• **DATA FOR THIS TASK**
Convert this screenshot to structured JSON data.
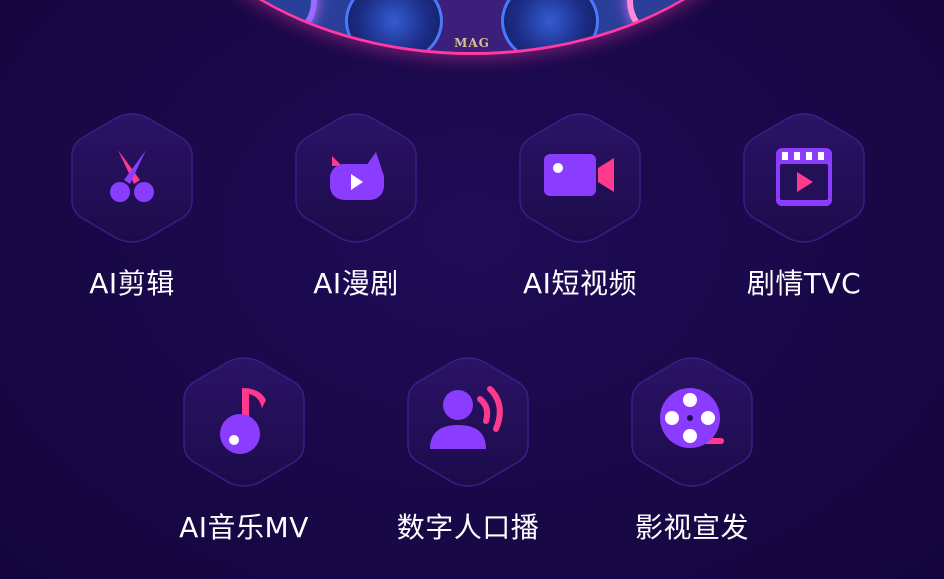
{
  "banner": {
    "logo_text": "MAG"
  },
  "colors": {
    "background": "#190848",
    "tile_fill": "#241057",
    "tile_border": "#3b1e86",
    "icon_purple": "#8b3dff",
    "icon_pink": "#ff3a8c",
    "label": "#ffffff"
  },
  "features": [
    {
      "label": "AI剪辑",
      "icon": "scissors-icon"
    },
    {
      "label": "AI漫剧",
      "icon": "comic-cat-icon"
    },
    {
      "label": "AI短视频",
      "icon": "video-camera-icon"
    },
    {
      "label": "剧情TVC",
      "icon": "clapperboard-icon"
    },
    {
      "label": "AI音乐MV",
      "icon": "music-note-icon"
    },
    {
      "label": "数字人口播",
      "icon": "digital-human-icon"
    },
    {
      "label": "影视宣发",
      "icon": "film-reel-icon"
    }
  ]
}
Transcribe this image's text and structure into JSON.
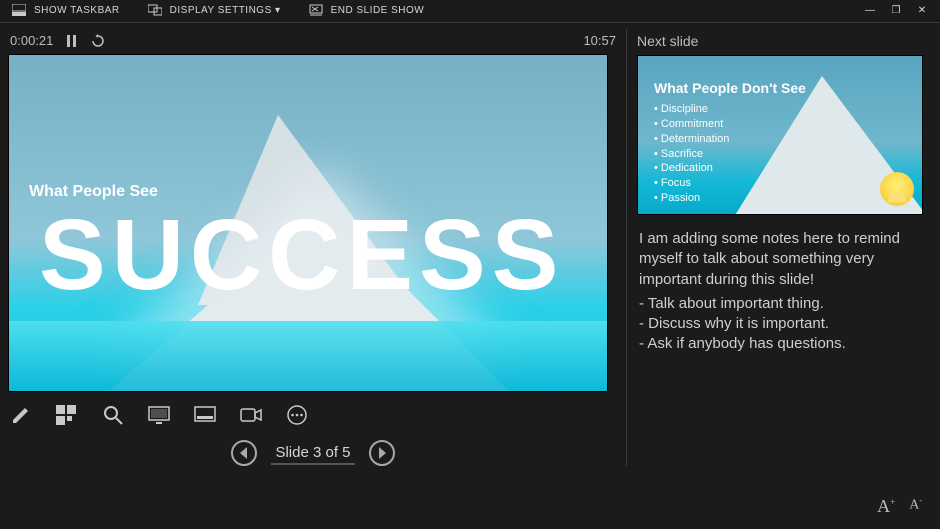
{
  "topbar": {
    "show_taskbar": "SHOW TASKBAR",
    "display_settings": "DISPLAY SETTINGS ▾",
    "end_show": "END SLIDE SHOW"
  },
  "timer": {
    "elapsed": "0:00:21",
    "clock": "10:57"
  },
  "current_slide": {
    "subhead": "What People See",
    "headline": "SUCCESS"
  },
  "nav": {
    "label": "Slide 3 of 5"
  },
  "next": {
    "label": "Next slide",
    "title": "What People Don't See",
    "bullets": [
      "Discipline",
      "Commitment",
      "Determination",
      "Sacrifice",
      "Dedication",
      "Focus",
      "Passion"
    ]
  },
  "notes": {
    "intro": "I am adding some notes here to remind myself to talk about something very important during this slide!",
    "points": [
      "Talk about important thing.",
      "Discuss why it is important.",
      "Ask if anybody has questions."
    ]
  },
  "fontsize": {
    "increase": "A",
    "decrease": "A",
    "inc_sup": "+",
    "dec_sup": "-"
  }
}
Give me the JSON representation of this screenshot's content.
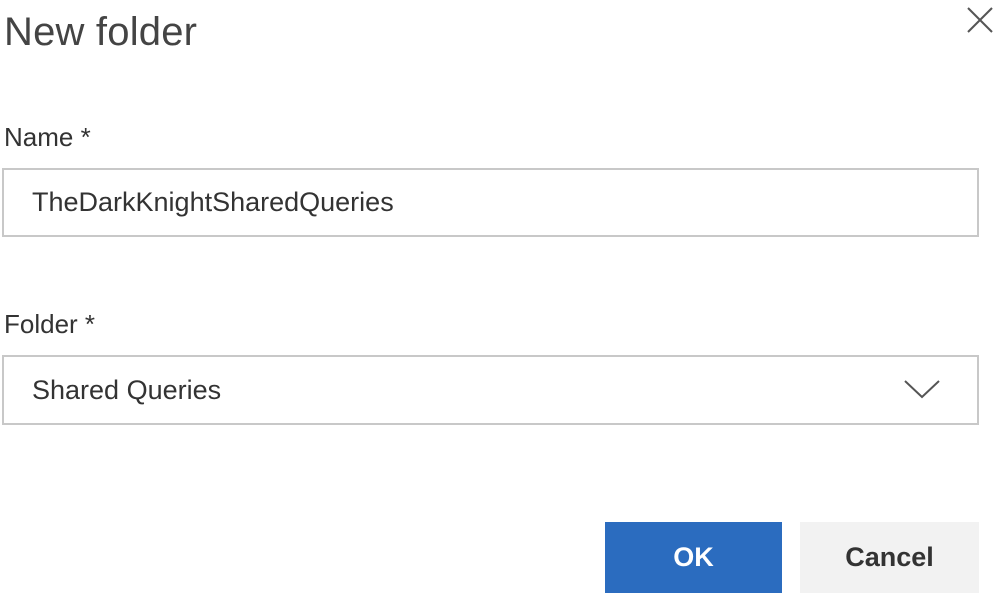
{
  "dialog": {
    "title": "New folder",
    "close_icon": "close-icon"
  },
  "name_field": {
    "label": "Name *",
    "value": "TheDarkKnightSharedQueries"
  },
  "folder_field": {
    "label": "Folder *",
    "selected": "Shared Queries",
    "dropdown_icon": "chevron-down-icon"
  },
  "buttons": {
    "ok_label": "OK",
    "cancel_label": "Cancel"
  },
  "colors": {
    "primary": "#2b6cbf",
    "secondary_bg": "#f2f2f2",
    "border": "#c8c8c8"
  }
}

• **WHAT THE TASK REQUIRES**
Omit all pictures while transcribing the entries verbatim.

• **COMPLETE OUTPUT**
Convert this screenshot to structured JSON data.
{
  "banner": {
    "logo_text": "MAG"
  },
  "colors": {
    "background": "#190848",
    "tile_fill": "#241057",
    "tile_border": "#3b1e86",
    "icon_purple": "#8b3dff",
    "icon_pink": "#ff3a8c",
    "label": "#ffffff"
  },
  "features": [
    {
      "label": "AI剪辑",
      "icon": "scissors-icon"
    },
    {
      "label": "AI漫剧",
      "icon": "comic-cat-icon"
    },
    {
      "label": "AI短视频",
      "icon": "video-camera-icon"
    },
    {
      "label": "剧情TVC",
      "icon": "clapperboard-icon"
    },
    {
      "label": "AI音乐MV",
      "icon": "music-note-icon"
    },
    {
      "label": "数字人口播",
      "icon": "digital-human-icon"
    },
    {
      "label": "影视宣发",
      "icon": "film-reel-icon"
    }
  ]
}
Transcribe this image's text and structure into JSON.
{
  "topbar": {
    "show_taskbar": "SHOW TASKBAR",
    "display_settings": "DISPLAY SETTINGS ▾",
    "end_show": "END SLIDE SHOW"
  },
  "timer": {
    "elapsed": "0:00:21",
    "clock": "10:57"
  },
  "current_slide": {
    "subhead": "What People See",
    "headline": "SUCCESS"
  },
  "nav": {
    "label": "Slide 3 of 5"
  },
  "next": {
    "label": "Next slide",
    "title": "What People Don't See",
    "bullets": [
      "Discipline",
      "Commitment",
      "Determination",
      "Sacrifice",
      "Dedication",
      "Focus",
      "Passion"
    ]
  },
  "notes": {
    "intro": "I am adding some notes here to remind myself to talk about something very important during this slide!",
    "points": [
      "Talk about important thing.",
      "Discuss why it is important.",
      "Ask if anybody has questions."
    ]
  },
  "fontsize": {
    "increase": "A",
    "decrease": "A",
    "inc_sup": "+",
    "dec_sup": "-"
  }
}
Give me the JSON representation of this screenshot's content.
{
  "dialog": {
    "title": "New folder",
    "close_icon": "close-icon"
  },
  "name_field": {
    "label": "Name *",
    "value": "TheDarkKnightSharedQueries"
  },
  "folder_field": {
    "label": "Folder *",
    "selected": "Shared Queries",
    "dropdown_icon": "chevron-down-icon"
  },
  "buttons": {
    "ok_label": "OK",
    "cancel_label": "Cancel"
  },
  "colors": {
    "primary": "#2b6cbf",
    "secondary_bg": "#f2f2f2",
    "border": "#c8c8c8"
  }
}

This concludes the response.